### Source records
————

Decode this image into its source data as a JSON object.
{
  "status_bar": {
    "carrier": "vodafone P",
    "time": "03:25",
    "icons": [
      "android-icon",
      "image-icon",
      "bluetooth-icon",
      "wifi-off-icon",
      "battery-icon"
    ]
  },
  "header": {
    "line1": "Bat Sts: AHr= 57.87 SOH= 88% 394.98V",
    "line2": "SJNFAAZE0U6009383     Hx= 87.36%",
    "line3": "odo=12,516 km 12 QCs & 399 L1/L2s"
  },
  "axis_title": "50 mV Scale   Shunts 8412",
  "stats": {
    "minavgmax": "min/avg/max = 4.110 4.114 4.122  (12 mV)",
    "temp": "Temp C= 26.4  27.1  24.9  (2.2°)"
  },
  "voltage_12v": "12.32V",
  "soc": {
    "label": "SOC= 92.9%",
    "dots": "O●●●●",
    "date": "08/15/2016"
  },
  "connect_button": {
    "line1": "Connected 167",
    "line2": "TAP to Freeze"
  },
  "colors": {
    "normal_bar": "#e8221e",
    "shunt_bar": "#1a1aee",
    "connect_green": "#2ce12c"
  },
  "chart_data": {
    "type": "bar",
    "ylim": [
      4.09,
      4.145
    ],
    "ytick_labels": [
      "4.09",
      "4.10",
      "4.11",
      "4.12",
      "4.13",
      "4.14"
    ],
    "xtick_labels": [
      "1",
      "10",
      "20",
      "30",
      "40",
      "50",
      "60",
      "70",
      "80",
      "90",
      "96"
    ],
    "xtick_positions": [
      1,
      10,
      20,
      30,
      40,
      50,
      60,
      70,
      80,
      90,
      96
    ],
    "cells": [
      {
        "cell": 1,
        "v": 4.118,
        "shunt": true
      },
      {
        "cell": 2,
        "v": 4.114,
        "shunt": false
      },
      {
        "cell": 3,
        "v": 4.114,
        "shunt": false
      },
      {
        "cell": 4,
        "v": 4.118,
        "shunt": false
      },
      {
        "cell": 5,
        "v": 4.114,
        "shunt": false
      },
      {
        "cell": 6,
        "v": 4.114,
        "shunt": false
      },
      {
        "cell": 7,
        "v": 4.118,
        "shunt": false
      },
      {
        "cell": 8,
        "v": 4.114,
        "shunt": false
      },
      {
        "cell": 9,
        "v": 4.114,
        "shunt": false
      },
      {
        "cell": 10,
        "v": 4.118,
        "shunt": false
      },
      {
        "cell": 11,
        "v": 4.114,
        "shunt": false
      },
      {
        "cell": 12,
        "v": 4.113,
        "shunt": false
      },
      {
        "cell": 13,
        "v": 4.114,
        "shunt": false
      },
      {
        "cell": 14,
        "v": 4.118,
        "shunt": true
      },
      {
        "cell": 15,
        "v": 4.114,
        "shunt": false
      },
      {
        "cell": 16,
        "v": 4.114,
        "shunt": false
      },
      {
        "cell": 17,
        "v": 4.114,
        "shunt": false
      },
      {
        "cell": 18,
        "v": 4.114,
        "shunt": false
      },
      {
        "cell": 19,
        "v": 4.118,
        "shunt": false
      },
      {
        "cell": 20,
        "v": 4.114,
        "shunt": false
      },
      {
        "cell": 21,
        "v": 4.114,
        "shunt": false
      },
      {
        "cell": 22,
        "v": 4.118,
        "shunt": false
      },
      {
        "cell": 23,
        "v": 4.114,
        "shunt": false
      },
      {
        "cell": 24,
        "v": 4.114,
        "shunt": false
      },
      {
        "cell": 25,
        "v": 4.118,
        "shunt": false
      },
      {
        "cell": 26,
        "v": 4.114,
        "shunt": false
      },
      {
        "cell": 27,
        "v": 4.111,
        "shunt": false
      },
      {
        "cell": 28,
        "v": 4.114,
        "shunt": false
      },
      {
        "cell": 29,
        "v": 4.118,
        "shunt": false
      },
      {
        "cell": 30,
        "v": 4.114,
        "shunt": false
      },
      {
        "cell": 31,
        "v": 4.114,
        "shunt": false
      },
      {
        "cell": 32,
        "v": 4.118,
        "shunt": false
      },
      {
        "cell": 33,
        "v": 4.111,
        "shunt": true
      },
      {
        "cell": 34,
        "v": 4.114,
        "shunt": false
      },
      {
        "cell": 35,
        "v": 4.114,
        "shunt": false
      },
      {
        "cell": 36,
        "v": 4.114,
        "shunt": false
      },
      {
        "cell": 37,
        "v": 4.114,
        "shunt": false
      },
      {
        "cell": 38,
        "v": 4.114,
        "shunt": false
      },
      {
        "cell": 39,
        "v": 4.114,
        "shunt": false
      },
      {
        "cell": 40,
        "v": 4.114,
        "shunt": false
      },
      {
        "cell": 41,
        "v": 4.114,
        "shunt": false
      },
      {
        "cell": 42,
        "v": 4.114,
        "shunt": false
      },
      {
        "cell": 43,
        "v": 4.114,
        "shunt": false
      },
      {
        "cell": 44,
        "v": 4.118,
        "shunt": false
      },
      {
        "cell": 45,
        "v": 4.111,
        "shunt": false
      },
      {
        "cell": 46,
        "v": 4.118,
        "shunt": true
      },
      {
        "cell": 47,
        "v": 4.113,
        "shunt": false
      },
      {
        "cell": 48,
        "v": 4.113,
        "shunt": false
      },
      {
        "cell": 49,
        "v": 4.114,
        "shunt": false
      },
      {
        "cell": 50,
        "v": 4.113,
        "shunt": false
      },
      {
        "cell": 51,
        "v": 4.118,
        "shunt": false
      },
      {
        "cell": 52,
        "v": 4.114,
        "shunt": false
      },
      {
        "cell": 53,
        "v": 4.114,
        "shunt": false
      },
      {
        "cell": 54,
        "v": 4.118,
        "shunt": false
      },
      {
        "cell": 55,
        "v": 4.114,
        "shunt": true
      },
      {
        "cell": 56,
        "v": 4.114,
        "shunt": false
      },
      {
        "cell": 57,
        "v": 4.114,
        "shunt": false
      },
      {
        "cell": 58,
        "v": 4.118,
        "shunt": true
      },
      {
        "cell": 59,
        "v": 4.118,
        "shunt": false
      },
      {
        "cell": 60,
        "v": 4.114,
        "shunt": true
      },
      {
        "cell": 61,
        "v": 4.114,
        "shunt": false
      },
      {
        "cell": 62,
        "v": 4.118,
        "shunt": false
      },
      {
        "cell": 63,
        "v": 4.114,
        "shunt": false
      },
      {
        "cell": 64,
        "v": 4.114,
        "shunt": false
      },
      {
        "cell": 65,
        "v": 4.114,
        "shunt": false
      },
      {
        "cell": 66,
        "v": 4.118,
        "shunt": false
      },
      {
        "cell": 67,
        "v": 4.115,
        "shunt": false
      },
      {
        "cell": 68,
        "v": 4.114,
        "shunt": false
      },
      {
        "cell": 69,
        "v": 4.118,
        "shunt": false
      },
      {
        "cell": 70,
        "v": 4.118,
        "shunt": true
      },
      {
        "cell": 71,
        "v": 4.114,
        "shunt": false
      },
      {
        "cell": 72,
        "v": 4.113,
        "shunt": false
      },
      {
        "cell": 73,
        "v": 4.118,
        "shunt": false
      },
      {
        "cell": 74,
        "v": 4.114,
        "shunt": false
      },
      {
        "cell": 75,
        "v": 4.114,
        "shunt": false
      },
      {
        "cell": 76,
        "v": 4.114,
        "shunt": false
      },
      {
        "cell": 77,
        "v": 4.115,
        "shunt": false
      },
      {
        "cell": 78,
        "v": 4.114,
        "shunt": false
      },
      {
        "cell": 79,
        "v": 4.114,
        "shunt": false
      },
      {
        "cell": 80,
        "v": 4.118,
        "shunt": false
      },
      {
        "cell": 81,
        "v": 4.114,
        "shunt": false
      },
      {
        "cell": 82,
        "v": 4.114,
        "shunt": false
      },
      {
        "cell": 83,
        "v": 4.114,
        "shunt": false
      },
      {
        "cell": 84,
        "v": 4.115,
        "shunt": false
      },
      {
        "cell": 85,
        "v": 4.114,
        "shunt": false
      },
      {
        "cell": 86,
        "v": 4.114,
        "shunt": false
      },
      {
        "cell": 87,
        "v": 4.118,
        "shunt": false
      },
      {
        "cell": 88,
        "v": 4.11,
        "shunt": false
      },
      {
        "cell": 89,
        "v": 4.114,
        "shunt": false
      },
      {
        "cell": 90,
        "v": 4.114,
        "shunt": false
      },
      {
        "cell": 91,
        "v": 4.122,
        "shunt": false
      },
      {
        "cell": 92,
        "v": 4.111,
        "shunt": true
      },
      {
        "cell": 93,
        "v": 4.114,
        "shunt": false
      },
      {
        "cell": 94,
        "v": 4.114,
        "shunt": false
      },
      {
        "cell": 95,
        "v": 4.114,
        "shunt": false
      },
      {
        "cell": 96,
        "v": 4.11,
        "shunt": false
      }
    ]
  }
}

————

### Directive
Locate all lines in the listing above with the word "image" and copy them.

### Task answer
Decode this image into its source data as a JSON object.
      "image-icon",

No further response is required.